§ **Stated problem**:
Transcribe each line exactly.

§ **Given records**:
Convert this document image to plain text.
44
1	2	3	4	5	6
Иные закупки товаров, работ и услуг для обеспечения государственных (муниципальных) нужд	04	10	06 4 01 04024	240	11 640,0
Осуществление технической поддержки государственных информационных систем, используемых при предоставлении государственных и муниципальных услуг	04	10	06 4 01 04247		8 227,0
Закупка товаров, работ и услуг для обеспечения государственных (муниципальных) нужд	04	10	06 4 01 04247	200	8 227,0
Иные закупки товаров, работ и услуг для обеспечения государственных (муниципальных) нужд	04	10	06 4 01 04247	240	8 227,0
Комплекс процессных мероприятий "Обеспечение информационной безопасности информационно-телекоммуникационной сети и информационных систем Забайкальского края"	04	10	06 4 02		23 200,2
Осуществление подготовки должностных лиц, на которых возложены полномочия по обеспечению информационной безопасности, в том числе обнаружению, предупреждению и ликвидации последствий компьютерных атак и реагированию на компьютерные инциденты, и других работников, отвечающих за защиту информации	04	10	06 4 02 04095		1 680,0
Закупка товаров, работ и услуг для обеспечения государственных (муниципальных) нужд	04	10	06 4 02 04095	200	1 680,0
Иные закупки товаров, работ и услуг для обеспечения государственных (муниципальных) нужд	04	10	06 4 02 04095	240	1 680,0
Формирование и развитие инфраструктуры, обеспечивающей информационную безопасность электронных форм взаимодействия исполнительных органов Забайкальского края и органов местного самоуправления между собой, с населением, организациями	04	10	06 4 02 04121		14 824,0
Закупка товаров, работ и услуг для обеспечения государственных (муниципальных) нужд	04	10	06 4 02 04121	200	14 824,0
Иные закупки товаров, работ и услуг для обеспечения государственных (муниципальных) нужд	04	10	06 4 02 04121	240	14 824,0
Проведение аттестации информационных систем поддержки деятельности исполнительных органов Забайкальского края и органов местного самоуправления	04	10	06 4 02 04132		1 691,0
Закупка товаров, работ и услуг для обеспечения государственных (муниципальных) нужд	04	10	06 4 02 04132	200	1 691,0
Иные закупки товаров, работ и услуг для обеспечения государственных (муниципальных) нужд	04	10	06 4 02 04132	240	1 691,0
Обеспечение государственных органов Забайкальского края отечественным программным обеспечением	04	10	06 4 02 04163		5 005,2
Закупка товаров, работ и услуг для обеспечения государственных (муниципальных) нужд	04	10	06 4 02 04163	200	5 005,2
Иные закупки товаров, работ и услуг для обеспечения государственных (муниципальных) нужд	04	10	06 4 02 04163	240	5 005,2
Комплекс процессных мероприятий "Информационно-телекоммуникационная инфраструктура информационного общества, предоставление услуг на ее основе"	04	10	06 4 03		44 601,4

§ **Complete response**:
Convert this document image to plain text.
44
1	2	3	4	5	6
Иные закупки товаров, работ и услуг для обеспечения государственных (муниципальных) нужд	04	10	06 4 01 04024	240	11 640,0
Осуществление технической поддержки государственных информационных систем, используемых при предоставлении государственных и муниципальных услуг	04	10	06 4 01 04247		8 227,0
Закупка товаров, работ и услуг для обеспечения государственных (муниципальных) нужд	04	10	06 4 01 04247	200	8 227,0
Иные закупки товаров, работ и услуг для обеспечения государственных (муниципальных) нужд	04	10	06 4 01 04247	240	8 227,0
Комплекс процессных мероприятий "Обеспечение информационной безопасности информационно-телекоммуникационной сети и информационных систем Забайкальского края"	04	10	06 4 02		23 200,2
Осуществление подготовки должностных лиц, на которых возложены полномочия по обеспечению информационной безопасности, в том числе обнаружению, предупреждению и ликвидации последствий компьютерных атак и реагированию на компьютерные инциденты, и других работников, отвечающих за защиту информации	04	10	06 4 02 04095		1 680,0
Закупка товаров, работ и услуг для обеспечения государственных (муниципальных) нужд	04	10	06 4 02 04095	200	1 680,0
Иные закупки товаров, работ и услуг для обеспечения государственных (муниципальных) нужд	04	10	06 4 02 04095	240	1 680,0
Формирование и развитие инфраструктуры, обеспечивающей информационную безопасность электронных форм взаимодействия исполнительных органов Забайкальского края и органов местного самоуправления между собой, с населением, организациями	04	10	06 4 02 04121		14 824,0
Закупка товаров, работ и услуг для обеспечения государственных (муниципальных) нужд	04	10	06 4 02 04121	200	14 824,0
Иные закупки товаров, работ и услуг для обеспечения государственных (муниципальных) нужд	04	10	06 4 02 04121	240	14 824,0
Проведение аттестации информационных систем поддержки деятельности исполнительных органов Забайкальского края и органов местного самоуправления	04	10	06 4 02 04132		1 691,0
Закупка товаров, работ и услуг для обеспечения государственных (муниципальных) нужд	04	10	06 4 02 04132	200	1 691,0
Иные закупки товаров, работ и услуг для обеспечения государственных (муниципальных) нужд	04	10	06 4 02 04132	240	1 691,0
Обеспечение государственных органов Забайкальского края отечественным программным обеспечением	04	10	06 4 02 04163		5 005,2
Закупка товаров, работ и услуг для обеспечения государственных (муниципальных) нужд	04	10	06 4 02 04163	200	5 005,2
Иные закупки товаров, работ и услуг для обеспечения государственных (муниципальных) нужд	04	10	06 4 02 04163	240	5 005,2
Комплекс процессных мероприятий "Информационно-телекоммуникационная инфраструктура информационного общества, предоставление услуг на ее основе"	04	10	06 4 03		44 601,4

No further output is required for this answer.